Task:
Transcribe the data below without any change, starting from its first line and ending with the line that contains "divider: [73, 335, 644, 338]", including both of those lines.

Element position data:

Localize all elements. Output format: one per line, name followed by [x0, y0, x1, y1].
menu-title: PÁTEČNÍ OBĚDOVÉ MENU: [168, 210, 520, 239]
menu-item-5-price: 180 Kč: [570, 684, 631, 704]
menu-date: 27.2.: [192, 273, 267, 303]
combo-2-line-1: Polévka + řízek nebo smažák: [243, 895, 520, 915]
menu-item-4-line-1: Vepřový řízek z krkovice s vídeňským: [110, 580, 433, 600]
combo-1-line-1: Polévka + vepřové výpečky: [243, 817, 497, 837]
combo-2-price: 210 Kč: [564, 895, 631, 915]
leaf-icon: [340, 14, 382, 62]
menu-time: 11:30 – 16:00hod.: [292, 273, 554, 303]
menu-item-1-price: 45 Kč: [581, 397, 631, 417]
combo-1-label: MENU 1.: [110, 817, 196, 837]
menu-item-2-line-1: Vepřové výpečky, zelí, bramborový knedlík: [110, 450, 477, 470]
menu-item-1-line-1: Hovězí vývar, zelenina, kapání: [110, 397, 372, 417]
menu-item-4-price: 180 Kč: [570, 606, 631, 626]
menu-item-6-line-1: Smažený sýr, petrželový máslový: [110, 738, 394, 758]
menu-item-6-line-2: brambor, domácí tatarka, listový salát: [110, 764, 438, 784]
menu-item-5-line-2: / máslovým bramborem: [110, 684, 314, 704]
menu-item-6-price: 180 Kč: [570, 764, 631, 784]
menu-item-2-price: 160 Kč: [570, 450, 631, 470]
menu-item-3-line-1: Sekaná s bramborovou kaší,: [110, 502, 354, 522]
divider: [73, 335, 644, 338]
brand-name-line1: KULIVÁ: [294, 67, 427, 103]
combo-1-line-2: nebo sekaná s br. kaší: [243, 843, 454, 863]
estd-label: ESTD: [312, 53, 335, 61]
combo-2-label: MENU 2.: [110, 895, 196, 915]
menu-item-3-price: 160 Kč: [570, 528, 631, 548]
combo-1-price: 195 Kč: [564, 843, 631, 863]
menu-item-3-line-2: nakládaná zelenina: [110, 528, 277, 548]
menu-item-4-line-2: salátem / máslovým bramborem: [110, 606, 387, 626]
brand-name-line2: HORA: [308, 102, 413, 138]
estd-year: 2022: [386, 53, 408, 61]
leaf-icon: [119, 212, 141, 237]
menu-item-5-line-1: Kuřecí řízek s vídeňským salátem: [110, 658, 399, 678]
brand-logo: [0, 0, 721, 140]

Reply to the task:
Localize all elements. Output format: one per line, name followed by [x0, y0, x1, y1].
menu-title: PÁTEČNÍ OBĚDOVÉ MENU: [168, 210, 520, 239]
menu-item-5-price: 180 Kč: [570, 684, 631, 704]
menu-date: 27.2.: [192, 273, 267, 303]
combo-2-line-1: Polévka + řízek nebo smažák: [243, 895, 520, 915]
menu-item-4-line-1: Vepřový řízek z krkovice s vídeňským: [110, 580, 433, 600]
combo-1-line-1: Polévka + vepřové výpečky: [243, 817, 497, 837]
combo-2-price: 210 Kč: [564, 895, 631, 915]
leaf-icon: [340, 14, 382, 62]
menu-time: 11:30 – 16:00hod.: [292, 273, 554, 303]
menu-item-1-price: 45 Kč: [581, 397, 631, 417]
combo-1-label: MENU 1.: [110, 817, 196, 837]
menu-item-2-line-1: Vepřové výpečky, zelí, bramborový knedlík: [110, 450, 477, 470]
menu-item-1-line-1: Hovězí vývar, zelenina, kapání: [110, 397, 372, 417]
menu-item-4-price: 180 Kč: [570, 606, 631, 626]
menu-item-6-line-1: Smažený sýr, petrželový máslový: [110, 738, 394, 758]
menu-item-6-line-2: brambor, domácí tatarka, listový salát: [110, 764, 438, 784]
menu-item-5-line-2: / máslovým bramborem: [110, 684, 314, 704]
menu-item-6-price: 180 Kč: [570, 764, 631, 784]
menu-item-2-price: 160 Kč: [570, 450, 631, 470]
menu-item-3-line-1: Sekaná s bramborovou kaší,: [110, 502, 354, 522]
divider: [73, 335, 644, 338]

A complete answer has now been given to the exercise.